## Data section
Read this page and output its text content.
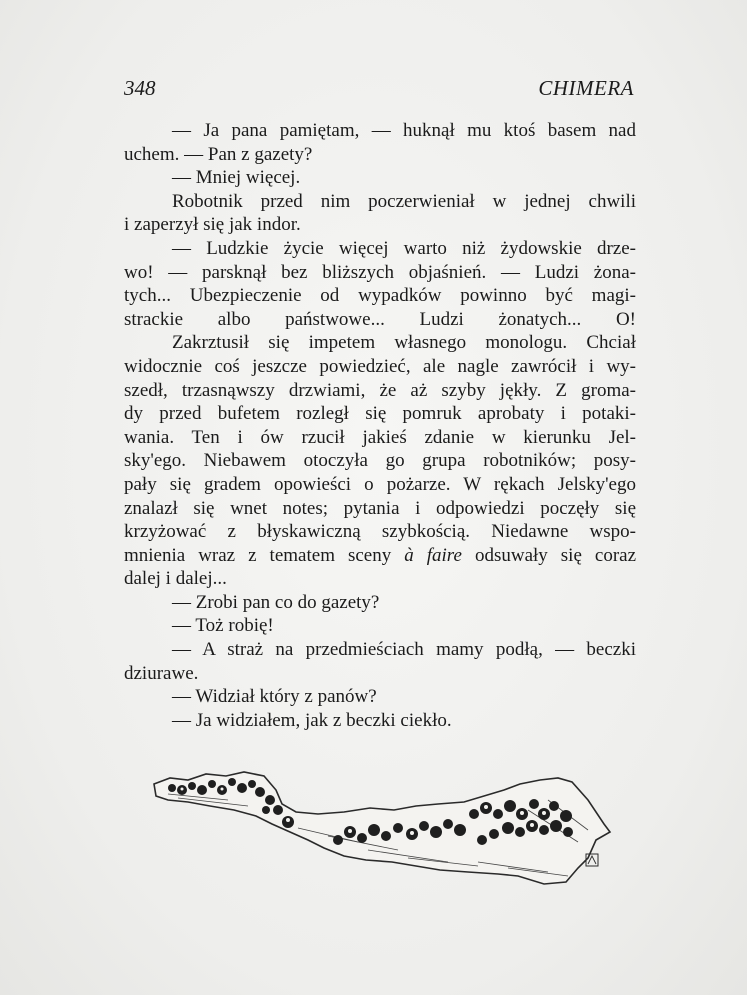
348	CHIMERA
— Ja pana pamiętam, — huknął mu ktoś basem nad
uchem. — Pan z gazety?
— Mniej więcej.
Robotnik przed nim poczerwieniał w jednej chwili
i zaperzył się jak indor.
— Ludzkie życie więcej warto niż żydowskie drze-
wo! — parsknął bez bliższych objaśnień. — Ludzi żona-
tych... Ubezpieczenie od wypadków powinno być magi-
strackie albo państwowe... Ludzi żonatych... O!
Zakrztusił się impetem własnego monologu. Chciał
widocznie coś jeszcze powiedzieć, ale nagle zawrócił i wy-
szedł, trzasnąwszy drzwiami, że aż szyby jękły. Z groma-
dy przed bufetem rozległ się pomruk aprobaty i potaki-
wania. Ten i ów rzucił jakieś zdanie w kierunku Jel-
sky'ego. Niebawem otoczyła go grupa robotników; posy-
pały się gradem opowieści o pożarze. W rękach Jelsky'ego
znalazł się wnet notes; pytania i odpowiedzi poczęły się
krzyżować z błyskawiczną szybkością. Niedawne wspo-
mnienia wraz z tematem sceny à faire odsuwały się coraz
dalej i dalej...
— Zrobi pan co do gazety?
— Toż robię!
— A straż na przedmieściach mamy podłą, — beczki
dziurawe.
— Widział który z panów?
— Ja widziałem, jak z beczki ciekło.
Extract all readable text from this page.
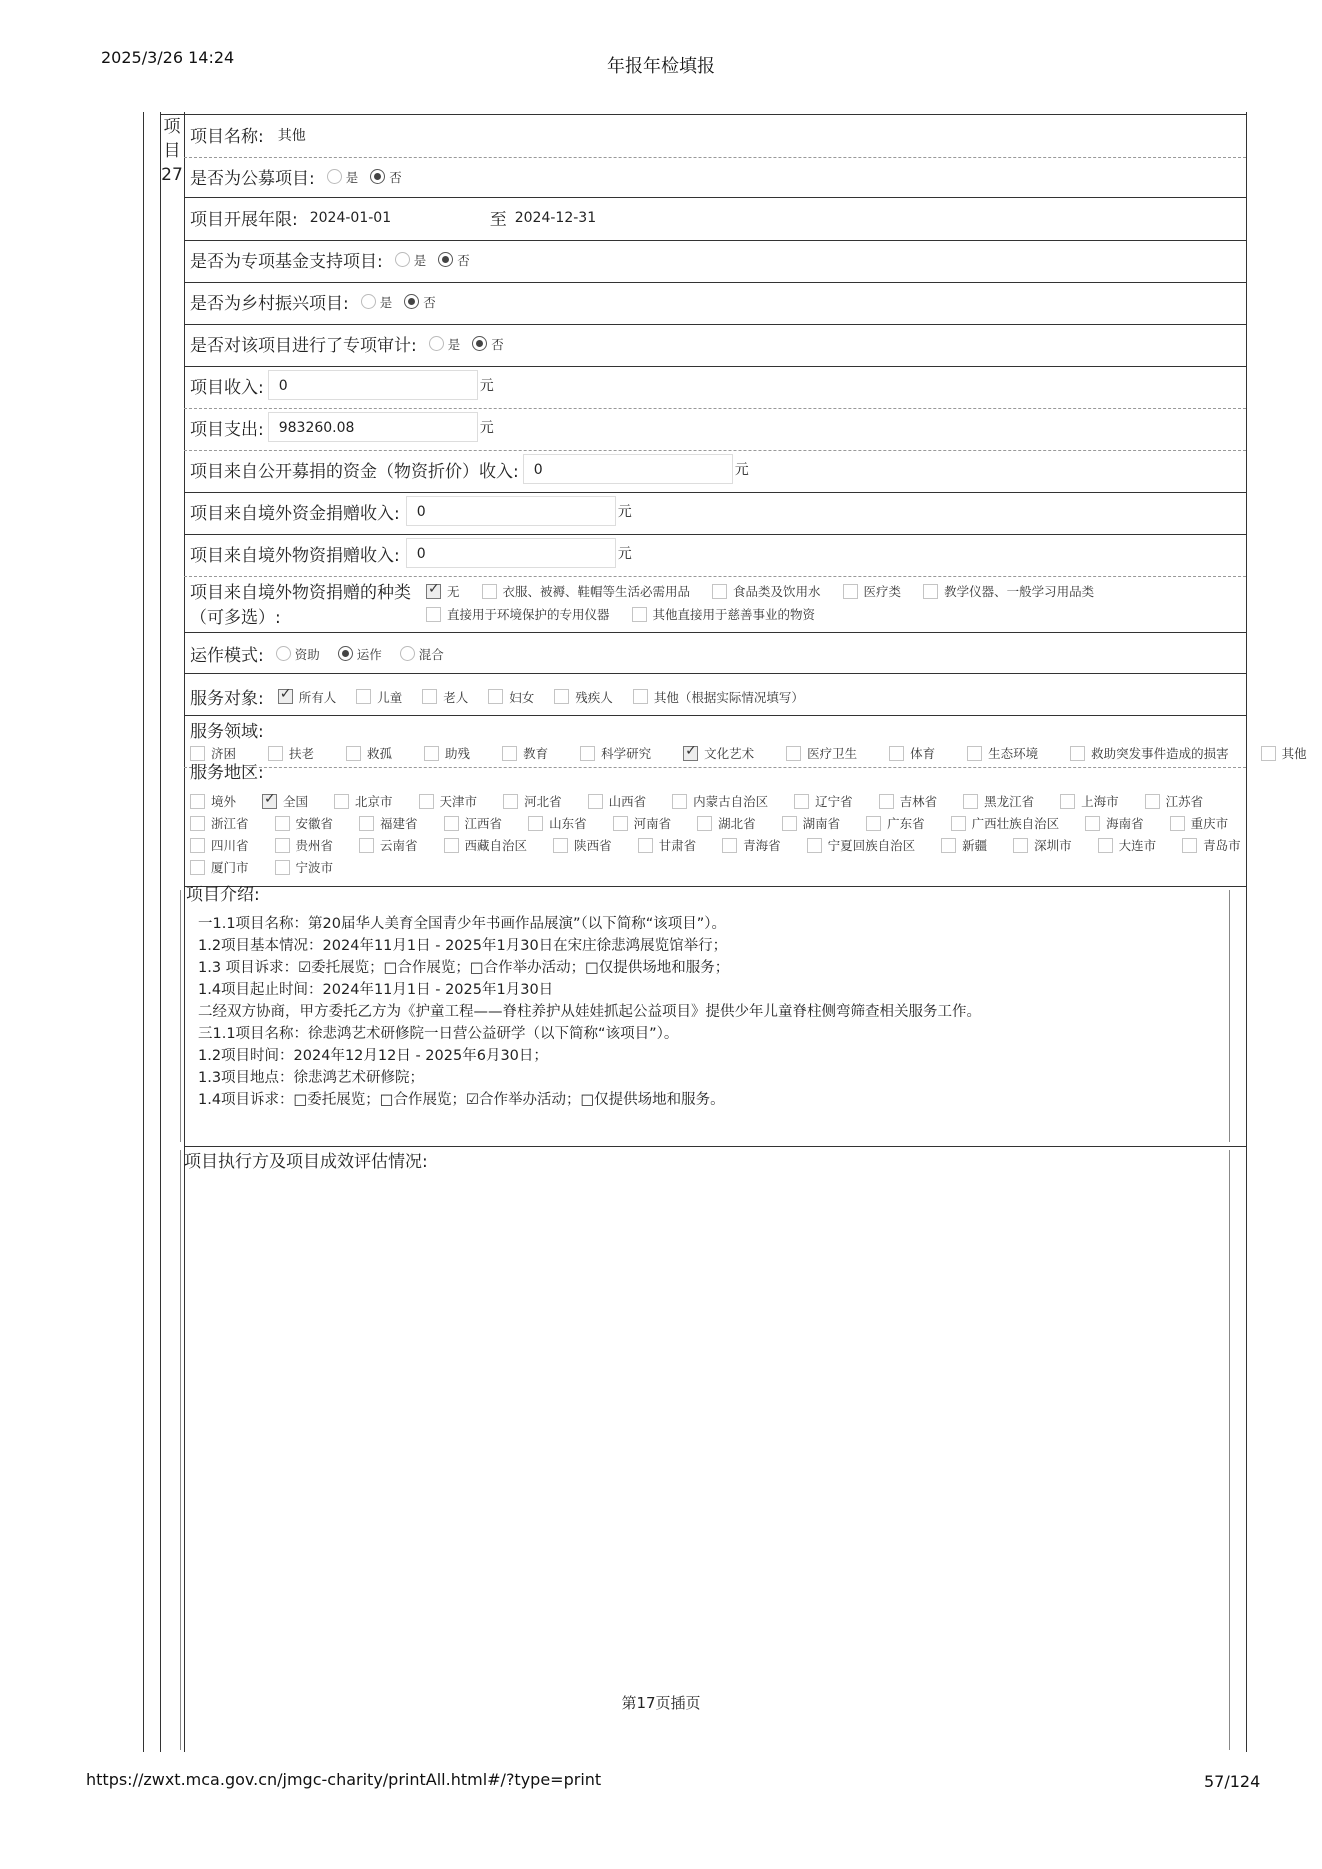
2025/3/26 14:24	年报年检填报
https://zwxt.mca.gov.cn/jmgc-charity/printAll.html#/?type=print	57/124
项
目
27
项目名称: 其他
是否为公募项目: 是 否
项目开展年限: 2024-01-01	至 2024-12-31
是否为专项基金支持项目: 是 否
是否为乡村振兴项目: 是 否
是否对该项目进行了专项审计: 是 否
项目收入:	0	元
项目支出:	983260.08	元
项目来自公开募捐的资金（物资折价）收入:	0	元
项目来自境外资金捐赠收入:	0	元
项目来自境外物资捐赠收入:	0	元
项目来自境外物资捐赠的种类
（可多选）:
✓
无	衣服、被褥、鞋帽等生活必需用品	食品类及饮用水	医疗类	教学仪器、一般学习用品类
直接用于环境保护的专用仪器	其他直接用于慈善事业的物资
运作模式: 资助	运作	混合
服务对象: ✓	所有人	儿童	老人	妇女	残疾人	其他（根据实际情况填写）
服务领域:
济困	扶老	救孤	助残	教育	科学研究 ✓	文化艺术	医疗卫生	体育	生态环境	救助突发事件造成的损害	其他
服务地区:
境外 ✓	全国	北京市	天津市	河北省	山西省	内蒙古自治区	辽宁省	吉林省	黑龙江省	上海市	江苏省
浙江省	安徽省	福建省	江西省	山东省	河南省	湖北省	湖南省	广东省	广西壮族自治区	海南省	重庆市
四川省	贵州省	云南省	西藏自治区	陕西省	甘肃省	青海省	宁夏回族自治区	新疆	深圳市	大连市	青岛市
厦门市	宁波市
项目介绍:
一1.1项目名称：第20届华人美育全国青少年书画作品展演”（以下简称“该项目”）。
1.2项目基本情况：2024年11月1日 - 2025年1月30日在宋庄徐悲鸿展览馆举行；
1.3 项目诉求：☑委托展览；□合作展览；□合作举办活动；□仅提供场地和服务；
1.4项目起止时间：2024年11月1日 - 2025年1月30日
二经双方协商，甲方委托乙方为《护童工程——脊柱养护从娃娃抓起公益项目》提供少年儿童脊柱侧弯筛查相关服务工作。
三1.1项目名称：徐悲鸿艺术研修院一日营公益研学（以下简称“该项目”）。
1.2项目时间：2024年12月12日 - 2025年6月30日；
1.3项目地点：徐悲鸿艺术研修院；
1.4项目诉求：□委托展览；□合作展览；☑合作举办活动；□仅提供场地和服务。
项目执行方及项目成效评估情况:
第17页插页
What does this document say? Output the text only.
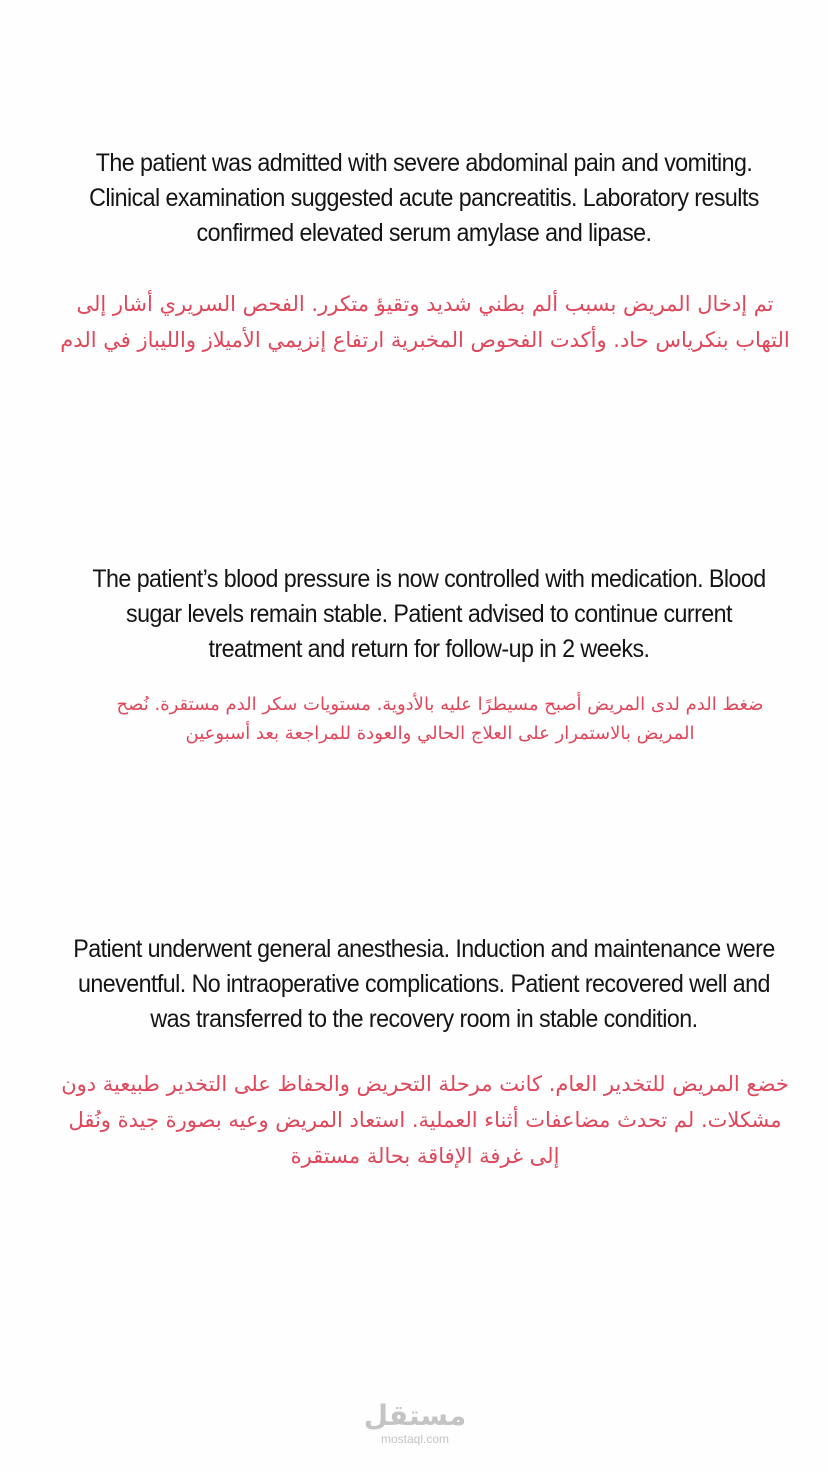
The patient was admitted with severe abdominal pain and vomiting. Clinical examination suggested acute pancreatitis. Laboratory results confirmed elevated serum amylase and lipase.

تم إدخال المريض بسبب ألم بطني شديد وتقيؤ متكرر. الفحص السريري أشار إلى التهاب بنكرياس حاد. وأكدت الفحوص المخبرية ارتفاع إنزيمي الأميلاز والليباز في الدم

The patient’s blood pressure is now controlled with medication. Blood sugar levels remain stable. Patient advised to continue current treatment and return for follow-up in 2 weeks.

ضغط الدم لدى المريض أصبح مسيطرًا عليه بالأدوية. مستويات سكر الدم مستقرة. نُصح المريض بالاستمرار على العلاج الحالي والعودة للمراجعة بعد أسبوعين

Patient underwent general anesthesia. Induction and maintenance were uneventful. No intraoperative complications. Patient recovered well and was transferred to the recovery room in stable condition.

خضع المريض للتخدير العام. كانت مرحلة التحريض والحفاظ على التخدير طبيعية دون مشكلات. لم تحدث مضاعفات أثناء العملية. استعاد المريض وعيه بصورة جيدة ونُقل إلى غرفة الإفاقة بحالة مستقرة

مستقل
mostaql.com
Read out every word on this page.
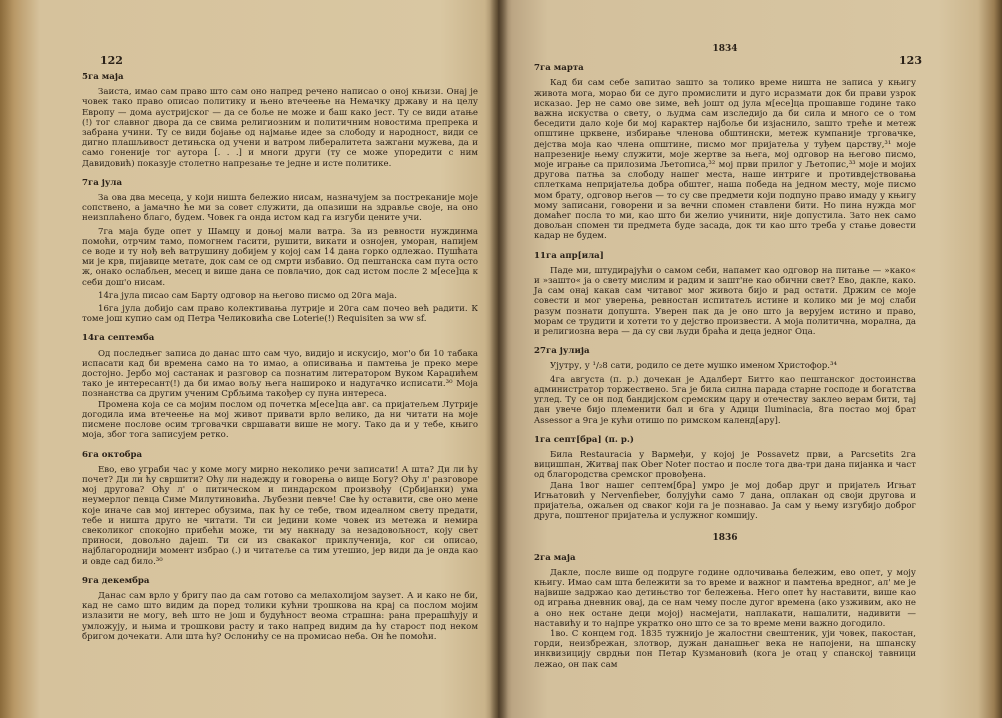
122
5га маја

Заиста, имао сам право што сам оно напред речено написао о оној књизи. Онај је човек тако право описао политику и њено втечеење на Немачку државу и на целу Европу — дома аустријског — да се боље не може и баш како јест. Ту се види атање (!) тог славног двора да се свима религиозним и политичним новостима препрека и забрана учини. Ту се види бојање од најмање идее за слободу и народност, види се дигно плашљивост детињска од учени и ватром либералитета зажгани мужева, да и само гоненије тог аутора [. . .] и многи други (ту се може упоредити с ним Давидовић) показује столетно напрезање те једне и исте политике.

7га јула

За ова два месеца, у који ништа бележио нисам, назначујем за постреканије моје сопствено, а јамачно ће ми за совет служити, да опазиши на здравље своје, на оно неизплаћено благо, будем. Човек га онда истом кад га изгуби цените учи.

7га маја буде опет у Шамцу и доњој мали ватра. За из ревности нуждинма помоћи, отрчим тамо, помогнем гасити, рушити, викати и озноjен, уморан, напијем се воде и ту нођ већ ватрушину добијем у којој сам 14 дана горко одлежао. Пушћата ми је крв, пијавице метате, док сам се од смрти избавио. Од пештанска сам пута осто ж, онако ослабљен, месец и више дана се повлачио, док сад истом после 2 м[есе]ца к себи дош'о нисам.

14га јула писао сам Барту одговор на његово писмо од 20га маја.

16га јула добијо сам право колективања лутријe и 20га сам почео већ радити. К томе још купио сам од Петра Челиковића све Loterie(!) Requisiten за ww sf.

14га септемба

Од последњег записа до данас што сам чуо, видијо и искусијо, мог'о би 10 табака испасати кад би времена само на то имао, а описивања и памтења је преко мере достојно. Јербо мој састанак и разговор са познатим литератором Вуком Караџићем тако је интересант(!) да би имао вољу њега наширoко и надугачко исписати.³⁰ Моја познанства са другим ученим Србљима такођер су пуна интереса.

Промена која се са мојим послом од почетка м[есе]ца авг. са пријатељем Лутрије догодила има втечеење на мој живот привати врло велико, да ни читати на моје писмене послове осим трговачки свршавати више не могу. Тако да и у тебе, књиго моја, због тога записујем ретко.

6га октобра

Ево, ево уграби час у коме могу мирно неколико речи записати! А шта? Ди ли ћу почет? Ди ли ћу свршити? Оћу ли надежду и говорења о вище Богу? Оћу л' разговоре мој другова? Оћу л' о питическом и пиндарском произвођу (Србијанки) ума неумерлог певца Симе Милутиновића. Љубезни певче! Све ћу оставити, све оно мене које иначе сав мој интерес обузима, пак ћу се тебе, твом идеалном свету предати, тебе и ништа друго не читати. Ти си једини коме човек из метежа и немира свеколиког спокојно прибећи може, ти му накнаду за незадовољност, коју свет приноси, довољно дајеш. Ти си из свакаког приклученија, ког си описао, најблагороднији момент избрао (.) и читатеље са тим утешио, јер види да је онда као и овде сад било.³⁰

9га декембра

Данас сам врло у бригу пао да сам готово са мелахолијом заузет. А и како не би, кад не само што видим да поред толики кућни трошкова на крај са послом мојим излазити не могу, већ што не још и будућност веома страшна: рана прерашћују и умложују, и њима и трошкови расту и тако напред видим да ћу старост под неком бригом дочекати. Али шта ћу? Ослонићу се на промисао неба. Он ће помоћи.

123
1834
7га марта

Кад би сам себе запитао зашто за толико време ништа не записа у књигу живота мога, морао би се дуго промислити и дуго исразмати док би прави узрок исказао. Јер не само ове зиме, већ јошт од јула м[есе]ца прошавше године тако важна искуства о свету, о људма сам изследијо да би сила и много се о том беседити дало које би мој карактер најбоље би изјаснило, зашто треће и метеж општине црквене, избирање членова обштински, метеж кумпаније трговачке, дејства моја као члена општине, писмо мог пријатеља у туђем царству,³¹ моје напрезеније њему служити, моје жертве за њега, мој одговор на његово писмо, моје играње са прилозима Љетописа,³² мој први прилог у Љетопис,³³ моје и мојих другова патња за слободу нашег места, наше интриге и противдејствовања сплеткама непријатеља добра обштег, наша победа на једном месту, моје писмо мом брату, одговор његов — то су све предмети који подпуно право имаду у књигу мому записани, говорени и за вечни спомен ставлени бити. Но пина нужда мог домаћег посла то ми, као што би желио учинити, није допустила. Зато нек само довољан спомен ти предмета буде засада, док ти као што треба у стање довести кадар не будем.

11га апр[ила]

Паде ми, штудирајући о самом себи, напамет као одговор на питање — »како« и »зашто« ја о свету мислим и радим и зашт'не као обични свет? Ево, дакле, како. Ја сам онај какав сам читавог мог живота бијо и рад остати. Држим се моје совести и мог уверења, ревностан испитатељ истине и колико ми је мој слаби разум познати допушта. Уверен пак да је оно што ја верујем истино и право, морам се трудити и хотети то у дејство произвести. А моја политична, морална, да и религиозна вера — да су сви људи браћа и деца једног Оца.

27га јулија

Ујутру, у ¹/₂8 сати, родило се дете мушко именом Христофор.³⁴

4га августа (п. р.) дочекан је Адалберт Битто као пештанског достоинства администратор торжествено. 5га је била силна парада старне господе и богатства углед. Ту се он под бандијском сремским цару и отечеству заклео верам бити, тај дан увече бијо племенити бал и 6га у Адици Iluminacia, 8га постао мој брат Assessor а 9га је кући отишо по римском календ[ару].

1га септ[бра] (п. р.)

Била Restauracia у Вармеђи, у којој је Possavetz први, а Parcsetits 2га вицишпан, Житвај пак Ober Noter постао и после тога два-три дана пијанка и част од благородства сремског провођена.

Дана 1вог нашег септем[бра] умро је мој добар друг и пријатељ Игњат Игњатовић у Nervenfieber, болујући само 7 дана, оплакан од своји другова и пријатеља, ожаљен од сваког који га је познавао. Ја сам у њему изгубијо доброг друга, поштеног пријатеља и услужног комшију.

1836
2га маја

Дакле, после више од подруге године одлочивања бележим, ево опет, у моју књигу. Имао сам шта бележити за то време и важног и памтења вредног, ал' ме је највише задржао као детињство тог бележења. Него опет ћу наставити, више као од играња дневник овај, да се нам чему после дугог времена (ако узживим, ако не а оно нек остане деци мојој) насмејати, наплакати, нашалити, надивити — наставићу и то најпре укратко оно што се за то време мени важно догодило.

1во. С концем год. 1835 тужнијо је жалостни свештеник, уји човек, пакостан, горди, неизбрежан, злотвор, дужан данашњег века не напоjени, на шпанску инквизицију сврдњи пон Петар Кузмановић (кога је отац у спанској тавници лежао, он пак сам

## What is asked
Copy every line that includes the string "więcej" from the material above.

## Completed exercise
— Mniej więcej.
— Ludzkie życie więcej warto niż żydowskie drze-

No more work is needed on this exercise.